Set task: In the records below, reproduce every line from the one containing "410, 939, 439]" through the one containing "610, 441, 639]", including both of those lines.

Dataset records:
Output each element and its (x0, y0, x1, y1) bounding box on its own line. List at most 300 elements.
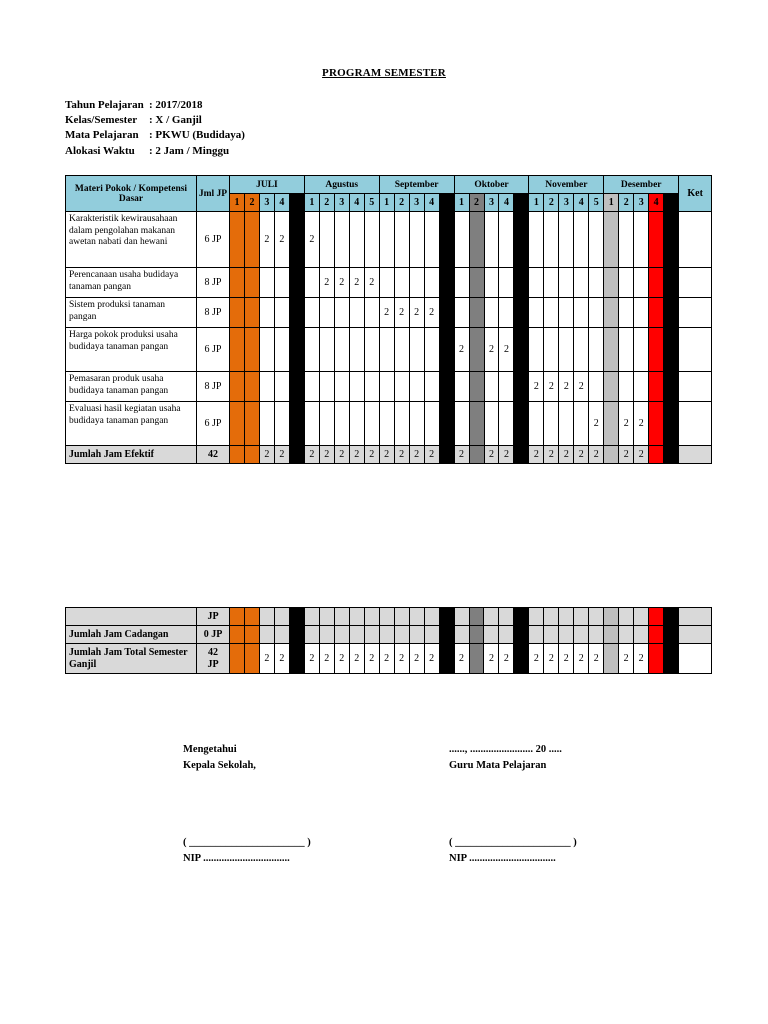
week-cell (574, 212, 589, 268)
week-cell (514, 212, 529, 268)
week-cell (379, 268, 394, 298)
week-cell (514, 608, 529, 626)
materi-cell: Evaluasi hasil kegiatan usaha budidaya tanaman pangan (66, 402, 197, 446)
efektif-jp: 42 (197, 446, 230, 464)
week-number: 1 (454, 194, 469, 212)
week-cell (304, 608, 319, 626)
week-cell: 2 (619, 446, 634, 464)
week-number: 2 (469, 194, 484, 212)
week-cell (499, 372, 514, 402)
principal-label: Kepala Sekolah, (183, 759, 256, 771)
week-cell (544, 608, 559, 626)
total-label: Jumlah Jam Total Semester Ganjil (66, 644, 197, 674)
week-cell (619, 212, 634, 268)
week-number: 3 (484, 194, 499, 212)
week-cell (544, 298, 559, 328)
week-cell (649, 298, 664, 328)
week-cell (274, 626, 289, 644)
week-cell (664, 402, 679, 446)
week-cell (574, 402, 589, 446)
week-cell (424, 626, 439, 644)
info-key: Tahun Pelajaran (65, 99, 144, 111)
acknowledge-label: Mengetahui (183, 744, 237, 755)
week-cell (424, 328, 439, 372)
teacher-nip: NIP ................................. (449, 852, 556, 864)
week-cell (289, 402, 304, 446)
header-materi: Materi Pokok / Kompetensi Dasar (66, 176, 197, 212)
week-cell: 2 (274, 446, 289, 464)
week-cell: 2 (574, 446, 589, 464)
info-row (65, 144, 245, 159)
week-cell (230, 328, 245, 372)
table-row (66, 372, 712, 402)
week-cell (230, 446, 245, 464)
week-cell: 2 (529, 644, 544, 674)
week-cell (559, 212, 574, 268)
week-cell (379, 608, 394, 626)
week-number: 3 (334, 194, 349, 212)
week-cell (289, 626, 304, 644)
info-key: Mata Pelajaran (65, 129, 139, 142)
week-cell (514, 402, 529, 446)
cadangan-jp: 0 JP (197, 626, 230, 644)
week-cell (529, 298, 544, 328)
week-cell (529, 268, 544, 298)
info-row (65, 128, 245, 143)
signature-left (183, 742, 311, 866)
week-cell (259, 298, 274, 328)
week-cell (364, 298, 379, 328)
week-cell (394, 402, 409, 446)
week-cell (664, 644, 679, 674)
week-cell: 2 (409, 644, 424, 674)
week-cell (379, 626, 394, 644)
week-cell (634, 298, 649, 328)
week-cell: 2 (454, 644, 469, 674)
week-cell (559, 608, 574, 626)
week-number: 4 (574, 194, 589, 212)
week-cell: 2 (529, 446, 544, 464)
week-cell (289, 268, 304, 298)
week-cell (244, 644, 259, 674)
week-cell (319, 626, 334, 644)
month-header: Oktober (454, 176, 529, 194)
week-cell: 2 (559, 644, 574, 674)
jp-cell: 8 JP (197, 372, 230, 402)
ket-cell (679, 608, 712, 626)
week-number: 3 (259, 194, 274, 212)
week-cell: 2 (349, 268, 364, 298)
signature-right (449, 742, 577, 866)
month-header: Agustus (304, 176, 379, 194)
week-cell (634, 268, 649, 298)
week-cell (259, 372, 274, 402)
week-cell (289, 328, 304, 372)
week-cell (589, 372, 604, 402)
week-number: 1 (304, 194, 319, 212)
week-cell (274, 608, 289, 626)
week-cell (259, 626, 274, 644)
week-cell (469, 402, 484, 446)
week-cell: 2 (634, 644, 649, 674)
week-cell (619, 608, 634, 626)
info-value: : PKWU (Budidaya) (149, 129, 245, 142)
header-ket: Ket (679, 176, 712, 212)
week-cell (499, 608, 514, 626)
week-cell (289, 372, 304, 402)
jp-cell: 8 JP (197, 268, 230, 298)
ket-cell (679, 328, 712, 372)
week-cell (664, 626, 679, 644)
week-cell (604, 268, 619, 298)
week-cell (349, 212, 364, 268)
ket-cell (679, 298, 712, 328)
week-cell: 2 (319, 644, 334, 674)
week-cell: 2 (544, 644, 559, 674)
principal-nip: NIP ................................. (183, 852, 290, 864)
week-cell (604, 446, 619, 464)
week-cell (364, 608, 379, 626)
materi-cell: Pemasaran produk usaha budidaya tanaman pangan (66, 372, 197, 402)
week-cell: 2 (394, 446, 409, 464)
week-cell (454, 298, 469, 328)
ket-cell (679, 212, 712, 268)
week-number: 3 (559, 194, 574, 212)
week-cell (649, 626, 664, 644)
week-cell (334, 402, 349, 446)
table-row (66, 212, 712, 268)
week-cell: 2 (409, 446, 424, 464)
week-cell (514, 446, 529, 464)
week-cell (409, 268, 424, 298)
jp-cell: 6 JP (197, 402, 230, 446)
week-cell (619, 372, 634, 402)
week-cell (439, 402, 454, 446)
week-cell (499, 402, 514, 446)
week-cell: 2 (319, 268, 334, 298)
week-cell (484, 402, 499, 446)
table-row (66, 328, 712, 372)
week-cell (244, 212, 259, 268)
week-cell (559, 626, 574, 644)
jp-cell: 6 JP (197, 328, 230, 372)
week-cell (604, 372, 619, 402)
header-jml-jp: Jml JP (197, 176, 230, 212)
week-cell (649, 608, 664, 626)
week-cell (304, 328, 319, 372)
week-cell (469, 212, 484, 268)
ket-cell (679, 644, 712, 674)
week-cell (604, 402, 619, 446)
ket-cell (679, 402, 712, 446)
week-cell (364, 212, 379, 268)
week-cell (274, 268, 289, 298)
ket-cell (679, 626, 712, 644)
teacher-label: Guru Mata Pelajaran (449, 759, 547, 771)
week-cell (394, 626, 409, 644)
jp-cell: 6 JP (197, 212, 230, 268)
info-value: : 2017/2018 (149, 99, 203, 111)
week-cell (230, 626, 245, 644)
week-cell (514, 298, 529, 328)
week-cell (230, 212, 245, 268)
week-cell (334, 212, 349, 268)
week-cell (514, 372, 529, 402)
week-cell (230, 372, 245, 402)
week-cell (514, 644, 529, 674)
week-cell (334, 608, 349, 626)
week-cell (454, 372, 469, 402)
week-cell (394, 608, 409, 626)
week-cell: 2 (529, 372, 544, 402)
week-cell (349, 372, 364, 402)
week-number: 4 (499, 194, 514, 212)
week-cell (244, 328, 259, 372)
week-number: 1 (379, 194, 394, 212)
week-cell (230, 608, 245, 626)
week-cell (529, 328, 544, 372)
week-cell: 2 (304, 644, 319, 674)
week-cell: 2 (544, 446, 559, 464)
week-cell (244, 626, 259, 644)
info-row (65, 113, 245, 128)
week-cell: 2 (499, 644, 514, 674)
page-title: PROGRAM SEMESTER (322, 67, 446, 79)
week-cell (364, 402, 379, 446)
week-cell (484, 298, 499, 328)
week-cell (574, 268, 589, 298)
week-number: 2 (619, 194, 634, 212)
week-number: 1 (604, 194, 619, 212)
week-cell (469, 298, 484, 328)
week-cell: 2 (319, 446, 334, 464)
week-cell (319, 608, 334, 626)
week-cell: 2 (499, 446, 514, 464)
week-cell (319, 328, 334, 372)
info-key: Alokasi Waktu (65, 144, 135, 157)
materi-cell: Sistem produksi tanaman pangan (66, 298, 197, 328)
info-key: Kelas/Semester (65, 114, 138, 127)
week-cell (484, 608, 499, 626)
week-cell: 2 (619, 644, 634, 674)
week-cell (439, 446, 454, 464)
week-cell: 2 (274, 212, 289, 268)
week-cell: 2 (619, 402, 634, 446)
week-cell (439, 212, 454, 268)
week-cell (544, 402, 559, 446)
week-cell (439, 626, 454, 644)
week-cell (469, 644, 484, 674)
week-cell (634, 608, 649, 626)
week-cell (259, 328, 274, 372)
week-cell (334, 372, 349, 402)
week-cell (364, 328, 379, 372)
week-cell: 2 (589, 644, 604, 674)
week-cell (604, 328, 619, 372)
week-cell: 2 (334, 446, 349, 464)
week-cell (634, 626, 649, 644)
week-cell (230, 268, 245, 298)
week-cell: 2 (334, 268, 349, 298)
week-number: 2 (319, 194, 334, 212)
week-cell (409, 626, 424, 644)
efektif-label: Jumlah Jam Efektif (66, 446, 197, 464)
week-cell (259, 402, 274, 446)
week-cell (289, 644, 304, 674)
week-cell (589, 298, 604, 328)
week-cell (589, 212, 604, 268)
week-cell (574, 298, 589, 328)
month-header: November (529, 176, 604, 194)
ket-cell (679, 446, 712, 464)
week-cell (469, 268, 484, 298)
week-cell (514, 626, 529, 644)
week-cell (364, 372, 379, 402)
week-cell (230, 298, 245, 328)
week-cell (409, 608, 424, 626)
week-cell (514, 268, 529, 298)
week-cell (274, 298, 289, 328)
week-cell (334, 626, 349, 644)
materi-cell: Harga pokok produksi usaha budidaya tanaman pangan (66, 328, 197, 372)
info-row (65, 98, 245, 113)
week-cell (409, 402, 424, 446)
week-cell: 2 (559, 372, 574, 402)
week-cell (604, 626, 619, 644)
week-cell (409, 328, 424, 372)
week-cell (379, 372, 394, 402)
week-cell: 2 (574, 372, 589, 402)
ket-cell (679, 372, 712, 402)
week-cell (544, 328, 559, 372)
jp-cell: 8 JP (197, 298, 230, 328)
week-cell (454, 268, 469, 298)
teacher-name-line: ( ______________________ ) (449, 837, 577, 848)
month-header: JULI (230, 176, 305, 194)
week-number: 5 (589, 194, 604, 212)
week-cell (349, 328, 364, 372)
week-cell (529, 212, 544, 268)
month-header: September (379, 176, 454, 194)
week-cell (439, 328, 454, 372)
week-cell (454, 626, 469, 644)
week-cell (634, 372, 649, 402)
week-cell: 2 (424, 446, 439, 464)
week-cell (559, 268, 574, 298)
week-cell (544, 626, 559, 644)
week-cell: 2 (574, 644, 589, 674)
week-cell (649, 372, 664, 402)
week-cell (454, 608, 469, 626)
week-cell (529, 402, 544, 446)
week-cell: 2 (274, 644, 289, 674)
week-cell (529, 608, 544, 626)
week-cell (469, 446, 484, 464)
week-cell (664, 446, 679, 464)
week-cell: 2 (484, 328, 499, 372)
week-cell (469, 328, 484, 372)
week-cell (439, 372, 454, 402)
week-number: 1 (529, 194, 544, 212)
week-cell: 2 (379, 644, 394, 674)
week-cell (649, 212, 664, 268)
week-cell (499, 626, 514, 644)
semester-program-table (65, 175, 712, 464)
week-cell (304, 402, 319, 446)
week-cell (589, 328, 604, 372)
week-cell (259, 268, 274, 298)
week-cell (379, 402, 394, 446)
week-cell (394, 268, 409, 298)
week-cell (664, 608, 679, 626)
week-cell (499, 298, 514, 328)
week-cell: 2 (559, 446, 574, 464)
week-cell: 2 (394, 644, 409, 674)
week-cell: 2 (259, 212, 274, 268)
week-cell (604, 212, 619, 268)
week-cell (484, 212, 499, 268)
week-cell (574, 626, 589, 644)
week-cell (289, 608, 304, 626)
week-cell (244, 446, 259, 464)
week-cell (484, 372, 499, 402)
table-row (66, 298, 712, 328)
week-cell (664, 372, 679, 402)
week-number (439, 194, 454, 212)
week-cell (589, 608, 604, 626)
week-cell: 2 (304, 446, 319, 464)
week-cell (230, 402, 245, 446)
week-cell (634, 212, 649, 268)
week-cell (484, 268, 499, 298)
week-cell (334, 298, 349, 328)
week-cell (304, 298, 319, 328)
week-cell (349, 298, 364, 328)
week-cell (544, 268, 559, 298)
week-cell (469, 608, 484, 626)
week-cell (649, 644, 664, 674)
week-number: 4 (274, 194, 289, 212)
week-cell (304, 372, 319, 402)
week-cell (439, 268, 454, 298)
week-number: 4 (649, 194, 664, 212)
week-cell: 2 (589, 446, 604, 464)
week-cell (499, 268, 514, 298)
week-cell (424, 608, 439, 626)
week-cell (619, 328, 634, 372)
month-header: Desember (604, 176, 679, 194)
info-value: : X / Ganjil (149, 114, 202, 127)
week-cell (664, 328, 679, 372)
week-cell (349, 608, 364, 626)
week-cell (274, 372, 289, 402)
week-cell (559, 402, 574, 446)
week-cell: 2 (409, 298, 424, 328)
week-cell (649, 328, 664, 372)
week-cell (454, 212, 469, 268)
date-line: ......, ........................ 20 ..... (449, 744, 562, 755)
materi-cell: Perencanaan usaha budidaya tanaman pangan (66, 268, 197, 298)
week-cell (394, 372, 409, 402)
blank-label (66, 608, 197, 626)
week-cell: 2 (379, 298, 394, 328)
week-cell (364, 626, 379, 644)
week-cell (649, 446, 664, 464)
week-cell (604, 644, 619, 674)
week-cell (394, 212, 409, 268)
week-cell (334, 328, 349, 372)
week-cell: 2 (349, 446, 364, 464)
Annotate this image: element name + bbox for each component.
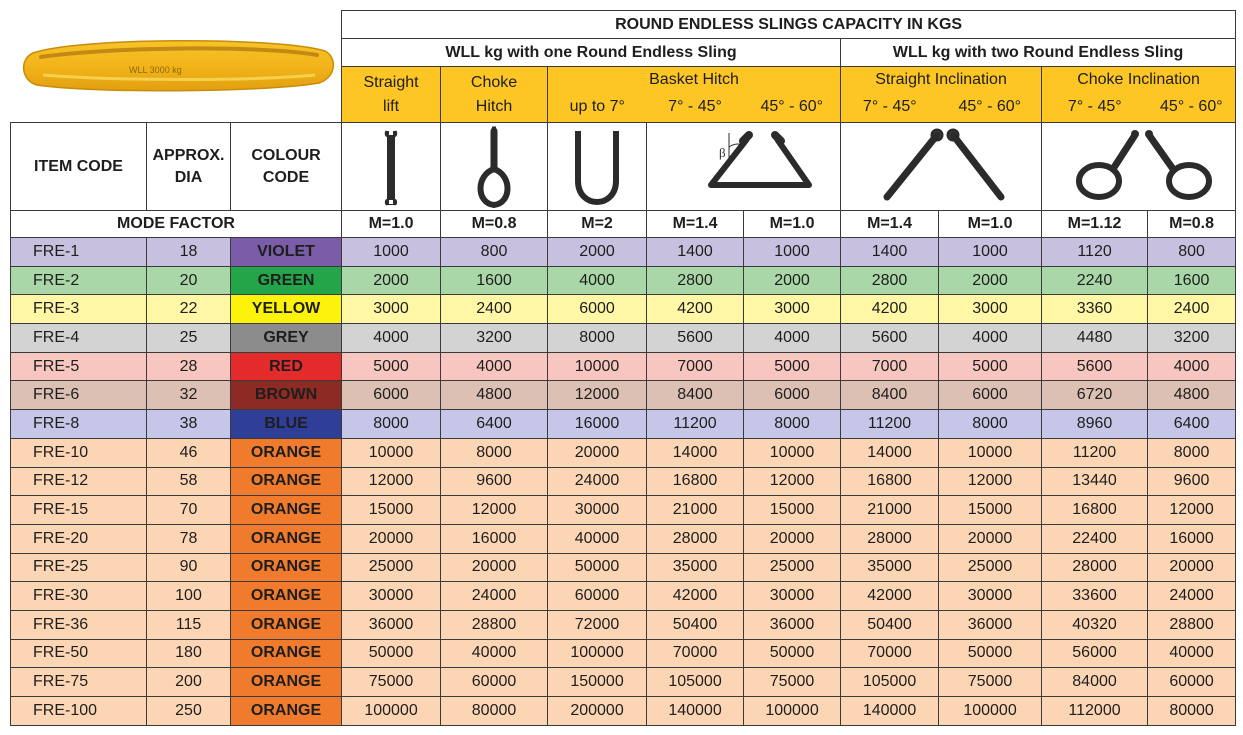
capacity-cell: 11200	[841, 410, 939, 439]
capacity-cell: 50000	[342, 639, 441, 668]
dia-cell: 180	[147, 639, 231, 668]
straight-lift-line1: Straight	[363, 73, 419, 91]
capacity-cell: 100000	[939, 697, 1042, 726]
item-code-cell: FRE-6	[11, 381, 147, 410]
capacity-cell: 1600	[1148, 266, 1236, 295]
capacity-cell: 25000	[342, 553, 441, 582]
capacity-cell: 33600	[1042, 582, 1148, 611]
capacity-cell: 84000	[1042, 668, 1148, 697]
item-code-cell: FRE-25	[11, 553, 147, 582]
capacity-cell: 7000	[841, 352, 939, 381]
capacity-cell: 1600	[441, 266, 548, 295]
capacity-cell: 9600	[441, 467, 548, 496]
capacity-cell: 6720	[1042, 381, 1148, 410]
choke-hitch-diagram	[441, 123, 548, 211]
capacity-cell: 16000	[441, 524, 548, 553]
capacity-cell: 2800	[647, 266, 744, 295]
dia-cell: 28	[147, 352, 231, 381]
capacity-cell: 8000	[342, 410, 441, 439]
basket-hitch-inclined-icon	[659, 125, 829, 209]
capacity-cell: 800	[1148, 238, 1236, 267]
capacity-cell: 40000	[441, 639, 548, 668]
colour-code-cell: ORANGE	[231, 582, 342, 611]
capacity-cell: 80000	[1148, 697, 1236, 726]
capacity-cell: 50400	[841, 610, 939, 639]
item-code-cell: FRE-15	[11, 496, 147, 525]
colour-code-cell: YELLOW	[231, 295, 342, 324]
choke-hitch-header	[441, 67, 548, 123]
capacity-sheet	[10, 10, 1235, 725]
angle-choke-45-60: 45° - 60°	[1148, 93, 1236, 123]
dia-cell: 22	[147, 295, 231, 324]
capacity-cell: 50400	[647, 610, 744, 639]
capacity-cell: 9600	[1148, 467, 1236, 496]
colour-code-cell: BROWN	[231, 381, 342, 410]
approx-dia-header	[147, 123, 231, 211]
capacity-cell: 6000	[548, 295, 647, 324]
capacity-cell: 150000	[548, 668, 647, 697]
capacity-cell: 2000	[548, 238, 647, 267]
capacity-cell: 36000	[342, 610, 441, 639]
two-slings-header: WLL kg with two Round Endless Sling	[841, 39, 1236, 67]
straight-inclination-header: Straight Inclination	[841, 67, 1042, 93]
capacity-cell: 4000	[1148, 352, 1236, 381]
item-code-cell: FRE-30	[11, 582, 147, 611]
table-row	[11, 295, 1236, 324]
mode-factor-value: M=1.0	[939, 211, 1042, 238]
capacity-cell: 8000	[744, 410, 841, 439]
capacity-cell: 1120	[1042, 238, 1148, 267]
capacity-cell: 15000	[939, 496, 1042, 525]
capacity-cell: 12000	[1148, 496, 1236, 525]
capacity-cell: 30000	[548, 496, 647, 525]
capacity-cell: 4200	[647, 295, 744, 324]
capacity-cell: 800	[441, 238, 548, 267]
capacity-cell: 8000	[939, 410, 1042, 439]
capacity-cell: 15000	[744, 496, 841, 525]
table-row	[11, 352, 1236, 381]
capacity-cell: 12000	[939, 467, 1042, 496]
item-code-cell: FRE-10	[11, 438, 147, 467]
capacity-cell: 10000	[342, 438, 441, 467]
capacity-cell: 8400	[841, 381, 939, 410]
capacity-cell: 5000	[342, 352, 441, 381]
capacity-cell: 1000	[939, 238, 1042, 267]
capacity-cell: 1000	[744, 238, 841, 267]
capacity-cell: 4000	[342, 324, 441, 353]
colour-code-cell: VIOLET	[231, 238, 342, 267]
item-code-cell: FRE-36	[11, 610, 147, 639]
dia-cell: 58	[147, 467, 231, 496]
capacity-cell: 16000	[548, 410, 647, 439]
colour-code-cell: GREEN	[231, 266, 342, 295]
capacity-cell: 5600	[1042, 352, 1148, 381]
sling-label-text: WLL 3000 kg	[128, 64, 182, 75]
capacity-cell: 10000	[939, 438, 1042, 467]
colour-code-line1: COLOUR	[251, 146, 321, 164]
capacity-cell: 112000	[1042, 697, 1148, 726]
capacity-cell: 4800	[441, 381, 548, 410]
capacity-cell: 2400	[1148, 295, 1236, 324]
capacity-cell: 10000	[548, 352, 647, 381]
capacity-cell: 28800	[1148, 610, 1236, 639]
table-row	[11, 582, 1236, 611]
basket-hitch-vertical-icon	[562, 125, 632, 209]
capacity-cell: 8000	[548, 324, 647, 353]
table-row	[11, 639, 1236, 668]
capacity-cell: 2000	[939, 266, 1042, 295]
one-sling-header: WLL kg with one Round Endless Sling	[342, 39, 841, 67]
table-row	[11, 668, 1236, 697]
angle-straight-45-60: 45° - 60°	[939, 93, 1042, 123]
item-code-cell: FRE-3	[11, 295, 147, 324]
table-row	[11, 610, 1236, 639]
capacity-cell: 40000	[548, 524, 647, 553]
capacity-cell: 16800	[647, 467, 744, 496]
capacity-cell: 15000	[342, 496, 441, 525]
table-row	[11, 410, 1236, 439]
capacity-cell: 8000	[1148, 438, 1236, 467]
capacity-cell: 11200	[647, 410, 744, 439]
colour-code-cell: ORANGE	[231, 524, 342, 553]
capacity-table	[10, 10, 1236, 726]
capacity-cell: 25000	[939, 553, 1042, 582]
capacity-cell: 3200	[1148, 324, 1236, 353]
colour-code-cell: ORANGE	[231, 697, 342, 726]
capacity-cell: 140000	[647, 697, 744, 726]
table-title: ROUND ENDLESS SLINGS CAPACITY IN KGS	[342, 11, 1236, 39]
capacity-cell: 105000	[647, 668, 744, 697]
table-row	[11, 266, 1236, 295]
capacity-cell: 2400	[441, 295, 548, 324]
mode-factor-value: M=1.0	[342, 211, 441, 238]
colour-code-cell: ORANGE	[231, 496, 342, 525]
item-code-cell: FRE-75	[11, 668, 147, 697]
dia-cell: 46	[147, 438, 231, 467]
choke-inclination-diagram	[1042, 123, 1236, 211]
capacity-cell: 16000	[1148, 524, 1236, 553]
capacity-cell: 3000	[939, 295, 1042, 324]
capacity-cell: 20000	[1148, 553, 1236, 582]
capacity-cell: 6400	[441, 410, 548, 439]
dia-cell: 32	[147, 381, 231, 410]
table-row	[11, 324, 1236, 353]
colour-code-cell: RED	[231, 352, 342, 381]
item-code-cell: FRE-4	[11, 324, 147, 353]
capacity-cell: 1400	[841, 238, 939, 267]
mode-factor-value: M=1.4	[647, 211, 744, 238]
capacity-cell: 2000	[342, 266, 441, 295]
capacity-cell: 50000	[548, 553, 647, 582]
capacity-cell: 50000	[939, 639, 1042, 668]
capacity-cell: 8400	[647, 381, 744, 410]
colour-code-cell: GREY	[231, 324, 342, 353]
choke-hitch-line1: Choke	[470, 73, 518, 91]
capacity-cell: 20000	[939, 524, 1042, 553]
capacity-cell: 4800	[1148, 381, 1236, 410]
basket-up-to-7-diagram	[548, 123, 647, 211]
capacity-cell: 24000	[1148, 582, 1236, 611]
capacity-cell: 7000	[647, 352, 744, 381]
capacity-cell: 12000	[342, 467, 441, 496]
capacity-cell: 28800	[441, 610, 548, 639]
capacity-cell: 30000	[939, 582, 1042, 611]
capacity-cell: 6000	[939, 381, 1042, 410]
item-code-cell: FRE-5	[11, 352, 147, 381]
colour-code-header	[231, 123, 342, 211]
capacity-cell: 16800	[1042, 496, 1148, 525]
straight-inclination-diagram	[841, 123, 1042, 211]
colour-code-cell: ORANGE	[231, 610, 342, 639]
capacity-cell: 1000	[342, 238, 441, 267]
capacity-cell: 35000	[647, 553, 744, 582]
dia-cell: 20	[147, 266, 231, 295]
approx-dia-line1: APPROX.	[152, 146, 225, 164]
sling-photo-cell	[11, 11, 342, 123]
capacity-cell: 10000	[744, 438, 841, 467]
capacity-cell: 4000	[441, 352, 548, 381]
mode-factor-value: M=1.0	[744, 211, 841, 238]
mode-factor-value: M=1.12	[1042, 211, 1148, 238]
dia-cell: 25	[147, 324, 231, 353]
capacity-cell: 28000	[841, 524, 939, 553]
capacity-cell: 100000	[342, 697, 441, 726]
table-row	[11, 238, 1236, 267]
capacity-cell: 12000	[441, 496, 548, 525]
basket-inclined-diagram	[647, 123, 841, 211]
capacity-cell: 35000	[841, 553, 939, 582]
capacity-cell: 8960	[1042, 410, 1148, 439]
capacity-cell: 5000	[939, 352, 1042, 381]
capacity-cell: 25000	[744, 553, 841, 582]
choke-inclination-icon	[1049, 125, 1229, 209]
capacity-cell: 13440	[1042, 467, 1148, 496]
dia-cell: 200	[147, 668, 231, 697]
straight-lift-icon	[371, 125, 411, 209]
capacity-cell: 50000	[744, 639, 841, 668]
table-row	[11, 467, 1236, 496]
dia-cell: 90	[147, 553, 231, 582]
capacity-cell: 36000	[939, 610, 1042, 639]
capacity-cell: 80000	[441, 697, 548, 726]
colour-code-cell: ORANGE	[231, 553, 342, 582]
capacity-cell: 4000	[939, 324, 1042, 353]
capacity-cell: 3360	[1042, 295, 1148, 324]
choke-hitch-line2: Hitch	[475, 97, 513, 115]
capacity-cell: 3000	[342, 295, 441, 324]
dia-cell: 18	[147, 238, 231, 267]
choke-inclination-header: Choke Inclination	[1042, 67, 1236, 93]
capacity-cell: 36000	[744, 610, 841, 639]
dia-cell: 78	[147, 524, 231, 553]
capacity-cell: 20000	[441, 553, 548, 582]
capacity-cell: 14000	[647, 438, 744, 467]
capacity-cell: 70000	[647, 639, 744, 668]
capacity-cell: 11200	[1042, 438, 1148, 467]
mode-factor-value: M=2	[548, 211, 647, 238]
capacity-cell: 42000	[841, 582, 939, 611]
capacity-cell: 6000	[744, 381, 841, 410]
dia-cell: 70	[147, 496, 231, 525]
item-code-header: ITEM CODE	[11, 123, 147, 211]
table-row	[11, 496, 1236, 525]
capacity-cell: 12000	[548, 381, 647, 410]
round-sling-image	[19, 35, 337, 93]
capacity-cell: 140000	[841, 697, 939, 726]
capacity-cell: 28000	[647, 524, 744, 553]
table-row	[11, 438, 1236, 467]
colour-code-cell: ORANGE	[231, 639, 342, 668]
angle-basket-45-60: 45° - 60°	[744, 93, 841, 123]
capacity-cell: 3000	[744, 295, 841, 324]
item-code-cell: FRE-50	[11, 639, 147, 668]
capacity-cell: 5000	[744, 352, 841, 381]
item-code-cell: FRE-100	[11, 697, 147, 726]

Task answer:
capacity-cell: 11200	[841, 410, 939, 439]
capacity-cell: 50000	[342, 639, 441, 668]
dia-cell: 180	[147, 639, 231, 668]
straight-lift-line1: Straight	[363, 73, 419, 91]
capacity-cell: 100000	[939, 697, 1042, 726]
item-code-cell: FRE-6	[11, 381, 147, 410]
capacity-cell: 1600	[1148, 266, 1236, 295]
capacity-cell: 25000	[342, 553, 441, 582]
capacity-cell: 33600	[1042, 582, 1148, 611]
capacity-cell: 84000	[1042, 668, 1148, 697]
item-code-cell: FRE-25	[11, 553, 147, 582]
capacity-cell: 7000	[841, 352, 939, 381]
capacity-cell: 1600	[441, 266, 548, 295]
capacity-cell: 9600	[441, 467, 548, 496]
capacity-cell: 6720	[1042, 381, 1148, 410]
choke-hitch-diagram	[441, 123, 548, 211]
capacity-cell: 16000	[441, 524, 548, 553]
capacity-cell: 2800	[647, 266, 744, 295]
dia-cell: 28	[147, 352, 231, 381]
capacity-cell: 8000	[342, 410, 441, 439]
basket-hitch-inclined-icon	[659, 125, 829, 209]
capacity-cell: 800	[1148, 238, 1236, 267]
capacity-cell: 40000	[441, 639, 548, 668]
colour-code-cell: ORANGE	[231, 582, 342, 611]
capacity-cell: 80000	[1148, 697, 1236, 726]
capacity-cell: 50400	[841, 610, 939, 639]
item-code-cell: FRE-15	[11, 496, 147, 525]
colour-code-cell: YELLOW	[231, 295, 342, 324]
choke-hitch-header	[441, 67, 548, 123]
capacity-sheet	[10, 10, 1235, 725]
angle-choke-45-60: 45° - 60°	[1148, 93, 1236, 123]
dia-cell: 22	[147, 295, 231, 324]
capacity-cell: 50400	[647, 610, 744, 639]
capacity-cell: 9600	[1148, 467, 1236, 496]
colour-code-cell: BROWN	[231, 381, 342, 410]
approx-dia-header	[147, 123, 231, 211]
capacity-cell: 6000	[548, 295, 647, 324]
capacity-cell: 150000	[548, 668, 647, 697]
capacity-cell: 2000	[548, 238, 647, 267]
capacity-cell: 36000	[342, 610, 441, 639]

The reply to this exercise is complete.